▶ [MATERIAL FOR THIS TASK]:
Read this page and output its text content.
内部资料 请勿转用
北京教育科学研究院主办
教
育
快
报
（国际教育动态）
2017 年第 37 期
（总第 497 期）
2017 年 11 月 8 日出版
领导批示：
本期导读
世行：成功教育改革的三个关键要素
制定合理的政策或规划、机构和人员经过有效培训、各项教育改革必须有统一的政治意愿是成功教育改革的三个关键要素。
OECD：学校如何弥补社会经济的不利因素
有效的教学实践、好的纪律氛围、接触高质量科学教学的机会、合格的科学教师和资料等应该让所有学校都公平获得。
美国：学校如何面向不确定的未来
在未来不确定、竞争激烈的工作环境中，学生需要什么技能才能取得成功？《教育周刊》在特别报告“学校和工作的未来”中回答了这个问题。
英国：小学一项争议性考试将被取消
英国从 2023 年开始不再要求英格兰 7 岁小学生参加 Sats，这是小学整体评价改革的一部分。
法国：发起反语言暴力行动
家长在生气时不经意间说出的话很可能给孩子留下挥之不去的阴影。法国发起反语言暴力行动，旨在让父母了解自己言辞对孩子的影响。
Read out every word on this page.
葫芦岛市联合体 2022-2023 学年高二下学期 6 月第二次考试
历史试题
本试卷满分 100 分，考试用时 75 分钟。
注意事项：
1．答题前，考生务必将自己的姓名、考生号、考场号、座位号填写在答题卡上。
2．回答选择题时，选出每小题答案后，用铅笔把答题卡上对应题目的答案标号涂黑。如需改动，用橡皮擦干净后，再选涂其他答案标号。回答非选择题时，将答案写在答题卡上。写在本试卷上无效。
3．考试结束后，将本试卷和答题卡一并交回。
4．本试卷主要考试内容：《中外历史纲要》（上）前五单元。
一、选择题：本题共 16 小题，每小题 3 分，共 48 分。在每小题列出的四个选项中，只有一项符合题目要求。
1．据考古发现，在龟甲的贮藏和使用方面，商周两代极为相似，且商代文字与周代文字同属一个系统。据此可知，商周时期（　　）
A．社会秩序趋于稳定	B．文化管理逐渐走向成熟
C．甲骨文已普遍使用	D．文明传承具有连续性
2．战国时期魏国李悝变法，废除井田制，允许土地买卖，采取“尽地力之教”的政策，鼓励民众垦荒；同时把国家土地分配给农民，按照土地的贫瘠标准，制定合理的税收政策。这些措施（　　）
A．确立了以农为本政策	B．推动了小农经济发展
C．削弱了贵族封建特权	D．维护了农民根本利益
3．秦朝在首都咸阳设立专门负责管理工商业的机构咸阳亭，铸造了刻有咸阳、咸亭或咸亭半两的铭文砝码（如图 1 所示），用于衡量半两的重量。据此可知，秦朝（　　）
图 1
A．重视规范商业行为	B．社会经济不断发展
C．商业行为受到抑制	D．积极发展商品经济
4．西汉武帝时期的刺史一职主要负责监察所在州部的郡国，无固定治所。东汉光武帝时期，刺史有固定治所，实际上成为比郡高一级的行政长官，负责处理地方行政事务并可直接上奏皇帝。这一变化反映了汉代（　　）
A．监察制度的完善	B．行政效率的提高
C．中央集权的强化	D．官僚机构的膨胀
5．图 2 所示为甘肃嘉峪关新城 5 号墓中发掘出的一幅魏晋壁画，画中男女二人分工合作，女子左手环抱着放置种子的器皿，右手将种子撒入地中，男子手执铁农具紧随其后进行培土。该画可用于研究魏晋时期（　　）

▶ [PROBLEM TO SOLVE]:
Word for word, restate all of the data shown above.

▶ [TASK SOLUTION]:
Read this page and output its text content.
内部资料 请勿转用
北京教育科学研究院主办
教
育
快
报
（国际教育动态）
2017 年第 37 期
（总第 497 期）
2017 年 11 月 8 日出版
领导批示：
本期导读
世行：成功教育改革的三个关键要素
制定合理的政策或规划、机构和人员经过有效培训、各项教育改革必须有统一的政治意愿是成功教育改革的三个关键要素。
OECD：学校如何弥补社会经济的不利因素
有效的教学实践、好的纪律氛围、接触高质量科学教学的机会、合格的科学教师和资料等应该让所有学校都公平获得。
美国：学校如何面向不确定的未来
在未来不确定、竞争激烈的工作环境中，学生需要什么技能才能取得成功？《教育周刊》在特别报告“学校和工作的未来”中回答了这个问题。
英国：小学一项争议性考试将被取消
英国从 2023 年开始不再要求英格兰 7 岁小学生参加 Sats，这是小学整体评价改革的一部分。
法国：发起反语言暴力行动
家长在生气时不经意间说出的话很可能给孩子留下挥之不去的阴影。法国发起反语言暴力行动，旨在让父母了解自己言辞对孩子的影响。
Read out every word on this page.
葫芦岛市联合体 2022-2023 学年高二下学期 6 月第二次考试
历史试题
本试卷满分 100 分，考试用时 75 分钟。
注意事项：
1．答题前，考生务必将自己的姓名、考生号、考场号、座位号填写在答题卡上。
2．回答选择题时，选出每小题答案后，用铅笔把答题卡上对应题目的答案标号涂黑。如需改动，用橡皮擦干净后，再选涂其他答案标号。回答非选择题时，将答案写在答题卡上。写在本试卷上无效。
3．考试结束后，将本试卷和答题卡一并交回。
4．本试卷主要考试内容：《中外历史纲要》（上）前五单元。
一、选择题：本题共 16 小题，每小题 3 分，共 48 分。在每小题列出的四个选项中，只有一项符合题目要求。
1．据考古发现，在龟甲的贮藏和使用方面，商周两代极为相似，且商代文字与周代文字同属一个系统。据此可知，商周时期（　　）
A．社会秩序趋于稳定	B．文化管理逐渐走向成熟
C．甲骨文已普遍使用	D．文明传承具有连续性
2．战国时期魏国李悝变法，废除井田制，允许土地买卖，采取“尽地力之教”的政策，鼓励民众垦荒；同时把国家土地分配给农民，按照土地的贫瘠标准，制定合理的税收政策。这些措施（　　）
A．确立了以农为本政策	B．推动了小农经济发展
C．削弱了贵族封建特权	D．维护了农民根本利益
3．秦朝在首都咸阳设立专门负责管理工商业的机构咸阳亭，铸造了刻有咸阳、咸亭或咸亭半两的铭文砝码（如图 1 所示），用于衡量半两的重量。据此可知，秦朝（　　）
图 1
A．重视规范商业行为	B．社会经济不断发展
C．商业行为受到抑制	D．积极发展商品经济
4．西汉武帝时期的刺史一职主要负责监察所在州部的郡国，无固定治所。东汉光武帝时期，刺史有固定治所，实际上成为比郡高一级的行政长官，负责处理地方行政事务并可直接上奏皇帝。这一变化反映了汉代（　　）
A．监察制度的完善	B．行政效率的提高
C．中央集权的强化	D．官僚机构的膨胀
5．图 2 所示为甘肃嘉峪关新城 5 号墓中发掘出的一幅魏晋壁画，画中男女二人分工合作，女子左手环抱着放置种子的器皿，右手将种子撒入地中，男子手执铁农具紧随其后进行培土。该画可用于研究魏晋时期（　　）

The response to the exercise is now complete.